What is required =>
Output all entries below exactly as they are given.

Dataset =>
***

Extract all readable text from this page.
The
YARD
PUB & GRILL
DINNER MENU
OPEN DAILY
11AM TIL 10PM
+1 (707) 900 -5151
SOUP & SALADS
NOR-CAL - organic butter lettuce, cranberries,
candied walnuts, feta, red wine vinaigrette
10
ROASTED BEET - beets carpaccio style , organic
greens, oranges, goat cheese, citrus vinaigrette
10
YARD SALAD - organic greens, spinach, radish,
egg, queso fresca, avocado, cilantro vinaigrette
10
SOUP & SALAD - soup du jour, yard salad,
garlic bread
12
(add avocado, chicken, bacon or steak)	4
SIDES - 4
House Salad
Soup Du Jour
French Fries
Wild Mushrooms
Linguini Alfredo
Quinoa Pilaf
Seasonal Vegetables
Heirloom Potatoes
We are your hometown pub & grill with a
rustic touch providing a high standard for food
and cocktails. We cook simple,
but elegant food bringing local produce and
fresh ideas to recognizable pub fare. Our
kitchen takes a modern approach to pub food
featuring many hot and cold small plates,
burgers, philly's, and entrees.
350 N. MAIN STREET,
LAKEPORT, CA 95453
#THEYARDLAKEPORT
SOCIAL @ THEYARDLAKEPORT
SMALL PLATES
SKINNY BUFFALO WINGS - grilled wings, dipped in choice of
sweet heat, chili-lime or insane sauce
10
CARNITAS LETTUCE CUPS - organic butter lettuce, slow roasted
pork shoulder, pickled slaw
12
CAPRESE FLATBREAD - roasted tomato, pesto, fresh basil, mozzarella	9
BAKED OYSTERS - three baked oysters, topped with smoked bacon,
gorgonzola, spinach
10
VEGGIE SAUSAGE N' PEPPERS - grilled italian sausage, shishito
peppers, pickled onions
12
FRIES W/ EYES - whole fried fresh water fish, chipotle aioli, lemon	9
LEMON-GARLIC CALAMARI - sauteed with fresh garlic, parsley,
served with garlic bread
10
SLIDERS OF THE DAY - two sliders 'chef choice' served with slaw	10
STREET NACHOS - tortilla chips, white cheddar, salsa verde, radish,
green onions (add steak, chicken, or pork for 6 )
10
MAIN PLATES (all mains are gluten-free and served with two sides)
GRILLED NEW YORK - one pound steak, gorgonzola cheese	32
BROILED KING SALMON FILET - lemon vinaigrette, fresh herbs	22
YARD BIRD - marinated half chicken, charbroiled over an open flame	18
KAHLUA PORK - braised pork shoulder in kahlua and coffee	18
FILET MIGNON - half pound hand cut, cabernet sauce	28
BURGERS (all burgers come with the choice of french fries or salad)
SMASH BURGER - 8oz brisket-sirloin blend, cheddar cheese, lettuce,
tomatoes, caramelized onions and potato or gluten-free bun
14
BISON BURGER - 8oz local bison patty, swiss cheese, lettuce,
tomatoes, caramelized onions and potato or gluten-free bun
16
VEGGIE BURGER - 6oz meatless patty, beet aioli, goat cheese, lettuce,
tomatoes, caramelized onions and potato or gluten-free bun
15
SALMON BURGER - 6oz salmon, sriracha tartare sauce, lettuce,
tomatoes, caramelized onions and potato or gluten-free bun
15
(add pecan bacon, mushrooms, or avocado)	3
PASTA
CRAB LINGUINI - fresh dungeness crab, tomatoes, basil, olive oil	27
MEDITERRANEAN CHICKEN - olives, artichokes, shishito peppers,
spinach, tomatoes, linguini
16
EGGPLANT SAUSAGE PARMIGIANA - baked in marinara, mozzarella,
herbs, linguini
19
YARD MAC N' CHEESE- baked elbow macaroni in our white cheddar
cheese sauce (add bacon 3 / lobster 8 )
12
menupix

***

Exercise response =>
Extract all readable text from this page.
The
YARD
PUB & GRILL
DINNER MENU
OPEN DAILY
11AM TIL 10PM
+1 (707) 900 -5151
SOUP & SALADS
NOR-CAL - organic butter lettuce, cranberries,
candied walnuts, feta, red wine vinaigrette
10
ROASTED BEET - beets carpaccio style , organic
greens, oranges, goat cheese, citrus vinaigrette
10
YARD SALAD - organic greens, spinach, radish,
egg, queso fresca, avocado, cilantro vinaigrette
10
SOUP & SALAD - soup du jour, yard salad,
garlic bread
12
(add avocado, chicken, bacon or steak)	4
SIDES - 4
House Salad
Soup Du Jour
French Fries
Wild Mushrooms
Linguini Alfredo
Quinoa Pilaf
Seasonal Vegetables
Heirloom Potatoes
We are your hometown pub & grill with a
rustic touch providing a high standard for food
and cocktails. We cook simple,
but elegant food bringing local produce and
fresh ideas to recognizable pub fare. Our
kitchen takes a modern approach to pub food
featuring many hot and cold small plates,
burgers, philly's, and entrees.
350 N. MAIN STREET,
LAKEPORT, CA 95453
#THEYARDLAKEPORT
SOCIAL @ THEYARDLAKEPORT
SMALL PLATES
SKINNY BUFFALO WINGS - grilled wings, dipped in choice of
sweet heat, chili-lime or insane sauce
10
CARNITAS LETTUCE CUPS - organic butter lettuce, slow roasted
pork shoulder, pickled slaw
12
CAPRESE FLATBREAD - roasted tomato, pesto, fresh basil, mozzarella	9
BAKED OYSTERS - three baked oysters, topped with smoked bacon,
gorgonzola, spinach
10
VEGGIE SAUSAGE N' PEPPERS - grilled italian sausage, shishito
peppers, pickled onions
12
FRIES W/ EYES - whole fried fresh water fish, chipotle aioli, lemon	9
LEMON-GARLIC CALAMARI - sauteed with fresh garlic, parsley,
served with garlic bread
10
SLIDERS OF THE DAY - two sliders 'chef choice' served with slaw	10
STREET NACHOS - tortilla chips, white cheddar, salsa verde, radish,
green onions (add steak, chicken, or pork for 6 )
10
MAIN PLATES (all mains are gluten-free and served with two sides)
GRILLED NEW YORK - one pound steak, gorgonzola cheese	32
BROILED KING SALMON FILET - lemon vinaigrette, fresh herbs	22
YARD BIRD - marinated half chicken, charbroiled over an open flame	18
KAHLUA PORK - braised pork shoulder in kahlua and coffee	18
FILET MIGNON - half pound hand cut, cabernet sauce	28
BURGERS (all burgers come with the choice of french fries or salad)
SMASH BURGER - 8oz brisket-sirloin blend, cheddar cheese, lettuce,
tomatoes, caramelized onions and potato or gluten-free bun
14
BISON BURGER - 8oz local bison patty, swiss cheese, lettuce,
tomatoes, caramelized onions and potato or gluten-free bun
16
VEGGIE BURGER - 6oz meatless patty, beet aioli, goat cheese, lettuce,
tomatoes, caramelized onions and potato or gluten-free bun
15
SALMON BURGER - 6oz salmon, sriracha tartare sauce, lettuce,
tomatoes, caramelized onions and potato or gluten-free bun
15
(add pecan bacon, mushrooms, or avocado)	3
PASTA
CRAB LINGUINI - fresh dungeness crab, tomatoes, basil, olive oil	27
MEDITERRANEAN CHICKEN - olives, artichokes, shishito peppers,
spinach, tomatoes, linguini
16
EGGPLANT SAUSAGE PARMIGIANA - baked in marinara, mozzarella,
herbs, linguini
19
YARD MAC N' CHEESE- baked elbow macaroni in our white cheddar
cheese sauce (add bacon 3 / lobster 8 )
12
menupix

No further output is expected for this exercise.